- _WHAT THE EXERCISE ASKS_: Compile every line that includes the word "Tagln".

::: DATA LISTING :::

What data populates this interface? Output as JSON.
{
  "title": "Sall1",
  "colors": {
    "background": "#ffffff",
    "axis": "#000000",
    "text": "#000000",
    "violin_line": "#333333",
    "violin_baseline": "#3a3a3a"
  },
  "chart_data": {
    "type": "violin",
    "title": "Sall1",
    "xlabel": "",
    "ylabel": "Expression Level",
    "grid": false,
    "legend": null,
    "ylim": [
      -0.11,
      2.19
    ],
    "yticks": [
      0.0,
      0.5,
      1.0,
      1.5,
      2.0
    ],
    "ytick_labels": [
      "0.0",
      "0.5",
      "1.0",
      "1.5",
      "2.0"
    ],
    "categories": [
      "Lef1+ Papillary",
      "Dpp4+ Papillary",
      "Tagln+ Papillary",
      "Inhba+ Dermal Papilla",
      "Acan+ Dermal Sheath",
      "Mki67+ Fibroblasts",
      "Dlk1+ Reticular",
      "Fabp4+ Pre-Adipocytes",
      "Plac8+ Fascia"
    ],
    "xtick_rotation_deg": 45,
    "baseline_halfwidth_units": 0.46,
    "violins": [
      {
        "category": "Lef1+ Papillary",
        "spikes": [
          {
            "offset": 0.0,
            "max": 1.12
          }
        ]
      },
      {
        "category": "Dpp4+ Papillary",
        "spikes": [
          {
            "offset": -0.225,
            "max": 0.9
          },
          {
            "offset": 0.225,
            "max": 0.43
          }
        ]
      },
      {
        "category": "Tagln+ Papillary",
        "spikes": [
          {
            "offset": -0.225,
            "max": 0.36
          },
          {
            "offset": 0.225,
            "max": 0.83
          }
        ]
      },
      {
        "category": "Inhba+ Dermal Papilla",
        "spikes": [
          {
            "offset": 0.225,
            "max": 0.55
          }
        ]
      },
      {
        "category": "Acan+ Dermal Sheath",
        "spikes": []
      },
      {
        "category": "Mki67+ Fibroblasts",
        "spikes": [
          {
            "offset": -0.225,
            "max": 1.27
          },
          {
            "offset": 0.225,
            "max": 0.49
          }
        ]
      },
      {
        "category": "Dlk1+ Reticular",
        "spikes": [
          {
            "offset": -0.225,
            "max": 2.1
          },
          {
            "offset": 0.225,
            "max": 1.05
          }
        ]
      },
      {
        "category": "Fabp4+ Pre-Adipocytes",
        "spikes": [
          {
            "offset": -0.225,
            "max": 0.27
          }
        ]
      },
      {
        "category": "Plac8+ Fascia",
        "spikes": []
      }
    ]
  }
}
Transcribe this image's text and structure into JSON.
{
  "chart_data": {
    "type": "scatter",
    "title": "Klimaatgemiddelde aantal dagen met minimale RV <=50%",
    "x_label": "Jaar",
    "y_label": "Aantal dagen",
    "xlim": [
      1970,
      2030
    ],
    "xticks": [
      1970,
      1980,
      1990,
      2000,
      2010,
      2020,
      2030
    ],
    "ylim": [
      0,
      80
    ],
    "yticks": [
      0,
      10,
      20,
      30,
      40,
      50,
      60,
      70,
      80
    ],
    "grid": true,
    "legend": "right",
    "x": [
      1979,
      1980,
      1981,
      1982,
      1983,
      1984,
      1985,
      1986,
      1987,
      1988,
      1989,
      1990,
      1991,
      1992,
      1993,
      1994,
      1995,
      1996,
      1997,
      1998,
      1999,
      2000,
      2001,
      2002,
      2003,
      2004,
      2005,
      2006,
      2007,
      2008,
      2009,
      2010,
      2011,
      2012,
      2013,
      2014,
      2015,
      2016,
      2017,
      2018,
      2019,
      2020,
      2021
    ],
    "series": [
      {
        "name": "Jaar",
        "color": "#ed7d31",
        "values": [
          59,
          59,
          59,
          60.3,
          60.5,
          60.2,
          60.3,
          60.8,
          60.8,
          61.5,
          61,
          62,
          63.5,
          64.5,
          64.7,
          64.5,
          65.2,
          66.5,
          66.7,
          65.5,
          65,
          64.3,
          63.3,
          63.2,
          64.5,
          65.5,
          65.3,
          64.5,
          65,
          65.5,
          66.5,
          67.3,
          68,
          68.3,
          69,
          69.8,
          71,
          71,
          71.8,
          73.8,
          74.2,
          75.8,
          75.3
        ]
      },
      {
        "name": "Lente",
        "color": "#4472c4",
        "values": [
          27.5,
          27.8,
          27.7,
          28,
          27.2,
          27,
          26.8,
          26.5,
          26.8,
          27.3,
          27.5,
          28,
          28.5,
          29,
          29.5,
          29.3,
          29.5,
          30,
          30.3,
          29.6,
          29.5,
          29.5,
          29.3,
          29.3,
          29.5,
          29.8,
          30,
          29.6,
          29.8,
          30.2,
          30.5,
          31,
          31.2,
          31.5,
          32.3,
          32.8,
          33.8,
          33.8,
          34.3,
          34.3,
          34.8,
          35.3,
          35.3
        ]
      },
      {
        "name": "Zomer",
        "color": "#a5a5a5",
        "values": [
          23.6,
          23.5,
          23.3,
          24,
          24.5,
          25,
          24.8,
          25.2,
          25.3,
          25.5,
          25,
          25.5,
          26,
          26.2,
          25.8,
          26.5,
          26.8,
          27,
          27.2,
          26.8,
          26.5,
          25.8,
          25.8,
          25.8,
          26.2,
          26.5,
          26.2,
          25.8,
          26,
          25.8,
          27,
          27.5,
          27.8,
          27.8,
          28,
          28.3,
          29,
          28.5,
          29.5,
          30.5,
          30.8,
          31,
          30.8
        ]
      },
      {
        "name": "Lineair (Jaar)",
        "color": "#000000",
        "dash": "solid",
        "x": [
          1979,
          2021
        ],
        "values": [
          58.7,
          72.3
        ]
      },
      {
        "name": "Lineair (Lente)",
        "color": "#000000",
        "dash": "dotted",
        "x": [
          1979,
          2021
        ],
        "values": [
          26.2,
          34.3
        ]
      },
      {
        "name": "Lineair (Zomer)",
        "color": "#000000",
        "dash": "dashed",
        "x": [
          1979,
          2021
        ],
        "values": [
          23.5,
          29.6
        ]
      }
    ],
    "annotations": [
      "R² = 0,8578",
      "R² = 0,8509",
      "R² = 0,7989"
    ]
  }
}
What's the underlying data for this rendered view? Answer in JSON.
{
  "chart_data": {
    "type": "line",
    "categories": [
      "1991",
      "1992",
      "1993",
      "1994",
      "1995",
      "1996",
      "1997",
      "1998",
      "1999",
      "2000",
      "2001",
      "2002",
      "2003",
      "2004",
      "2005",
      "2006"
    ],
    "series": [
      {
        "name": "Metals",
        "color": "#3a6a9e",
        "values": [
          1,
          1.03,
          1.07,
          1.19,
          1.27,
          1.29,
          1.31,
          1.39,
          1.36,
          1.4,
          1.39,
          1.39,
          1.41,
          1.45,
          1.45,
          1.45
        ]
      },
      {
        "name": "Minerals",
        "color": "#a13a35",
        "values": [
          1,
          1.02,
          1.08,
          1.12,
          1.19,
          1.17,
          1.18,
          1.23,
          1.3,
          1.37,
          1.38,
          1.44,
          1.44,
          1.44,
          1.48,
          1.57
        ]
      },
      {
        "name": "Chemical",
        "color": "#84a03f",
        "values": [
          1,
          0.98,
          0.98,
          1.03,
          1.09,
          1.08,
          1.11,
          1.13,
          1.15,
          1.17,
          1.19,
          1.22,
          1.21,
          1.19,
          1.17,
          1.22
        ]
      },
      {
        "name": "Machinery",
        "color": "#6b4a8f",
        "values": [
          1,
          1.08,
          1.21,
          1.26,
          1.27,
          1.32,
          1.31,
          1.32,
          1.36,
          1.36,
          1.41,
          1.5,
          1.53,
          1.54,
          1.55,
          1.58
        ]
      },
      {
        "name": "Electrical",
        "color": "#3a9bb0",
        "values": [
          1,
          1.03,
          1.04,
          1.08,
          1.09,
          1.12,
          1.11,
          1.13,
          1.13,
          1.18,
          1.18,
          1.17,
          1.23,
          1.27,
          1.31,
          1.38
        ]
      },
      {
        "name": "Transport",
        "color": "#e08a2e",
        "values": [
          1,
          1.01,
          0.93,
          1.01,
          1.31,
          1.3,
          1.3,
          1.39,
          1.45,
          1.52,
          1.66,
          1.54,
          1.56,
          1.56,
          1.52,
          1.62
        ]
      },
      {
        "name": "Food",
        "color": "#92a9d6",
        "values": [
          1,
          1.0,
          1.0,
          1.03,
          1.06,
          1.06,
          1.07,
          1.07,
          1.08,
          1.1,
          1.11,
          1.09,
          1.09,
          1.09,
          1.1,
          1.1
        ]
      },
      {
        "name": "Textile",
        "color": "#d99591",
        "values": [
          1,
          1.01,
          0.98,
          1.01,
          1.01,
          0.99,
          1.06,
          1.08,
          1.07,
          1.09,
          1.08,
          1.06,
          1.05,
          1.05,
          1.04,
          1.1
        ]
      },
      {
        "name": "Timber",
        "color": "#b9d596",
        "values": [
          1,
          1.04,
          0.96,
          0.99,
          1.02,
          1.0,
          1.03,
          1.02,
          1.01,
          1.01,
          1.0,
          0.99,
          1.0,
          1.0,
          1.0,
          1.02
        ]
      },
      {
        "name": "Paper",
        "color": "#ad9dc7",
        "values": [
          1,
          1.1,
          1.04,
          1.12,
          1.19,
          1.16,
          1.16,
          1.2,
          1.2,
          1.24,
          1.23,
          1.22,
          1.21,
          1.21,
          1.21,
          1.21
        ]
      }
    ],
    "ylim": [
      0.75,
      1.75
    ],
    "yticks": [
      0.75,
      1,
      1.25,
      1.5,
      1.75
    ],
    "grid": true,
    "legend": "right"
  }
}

:::

- _SOLVED EXERCISE_:
      "Tagln+ Papillary",
        "category": "Tagln+ Papillary",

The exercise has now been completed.